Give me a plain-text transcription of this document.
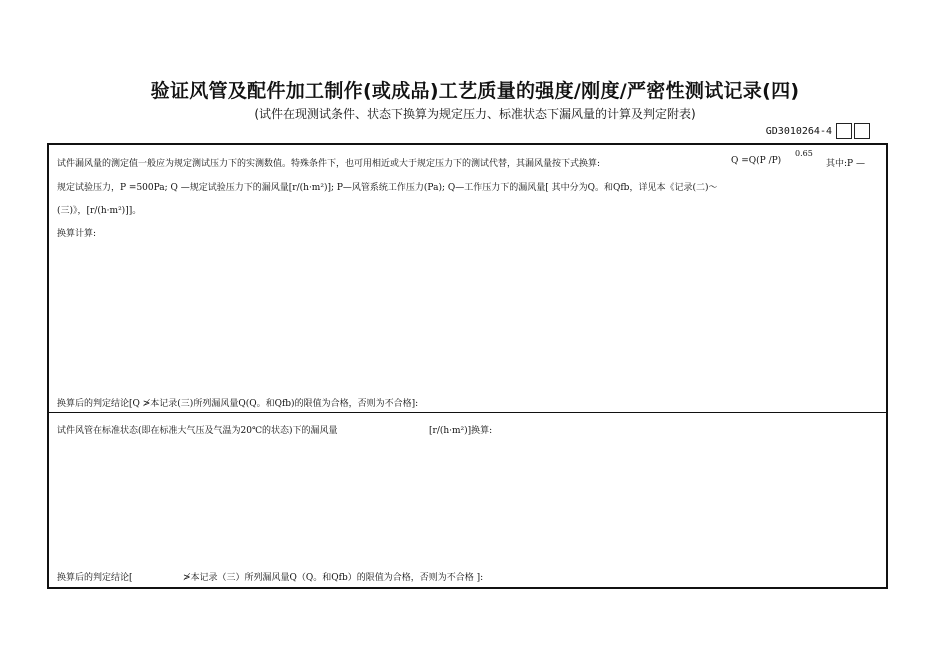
验证风管及配件加工制作(或成品)工艺质量的强度/刚度/严密性测试记录(四)
(试件在现测试条件、状态下换算为规定压力、标准状态下漏风量的计算及判定附表)
GD3010264-4
试件漏风量的测定值一般应为规定测试压力下的实测数值。特殊条件下，也可用相近或大于规定压力下的测试代替，其漏风量按下式换算:	Q =Q(P /P)
0.65
其中:P —
规定试验压力，P =500Pa; Q —规定试验压力下的漏风量[r/(h·m²)]; P—风管系统工作压力(Pa); Q—工作压力下的漏风量[ 其中分为Q。和Qfb，详见本《记录(二)～
(三)》，[r/(h·m²)]]。
换算计算:
换算后的判定结论[Q ≯本记录(三)所列漏风量Q(Q。和Qfb)的限值为合格，否则为不合格]:
试件风管在标准状态(即在标准大气压及气温为20℃的状态)下的漏风量	[r/(h·m²)]换算:
换算后的判定结论[	≯本记录（三）所列漏风量Q（Q。和Qfb）的限值为合格，否则为不合格 ]:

• DESCRIPTION OF THE TASK:
With the pictures left out, transcribe the material exactly.

• WRITTEN ANSWER:
Give me a plain-text transcription of this document.
验证风管及配件加工制作(或成品)工艺质量的强度/刚度/严密性测试记录(四)
(试件在现测试条件、状态下换算为规定压力、标准状态下漏风量的计算及判定附表)
GD3010264-4
试件漏风量的测定值一般应为规定测试压力下的实测数值。特殊条件下，也可用相近或大于规定压力下的测试代替，其漏风量按下式换算:	Q =Q(P /P)
0.65
其中:P —
规定试验压力，P =500Pa; Q —规定试验压力下的漏风量[r/(h·m²)]; P—风管系统工作压力(Pa); Q—工作压力下的漏风量[ 其中分为Q。和Qfb，详见本《记录(二)～
(三)》，[r/(h·m²)]]。
换算计算:
换算后的判定结论[Q ≯本记录(三)所列漏风量Q(Q。和Qfb)的限值为合格，否则为不合格]:
试件风管在标准状态(即在标准大气压及气温为20℃的状态)下的漏风量	[r/(h·m²)]换算:
换算后的判定结论[	≯本记录（三）所列漏风量Q（Q。和Qfb）的限值为合格，否则为不合格 ]:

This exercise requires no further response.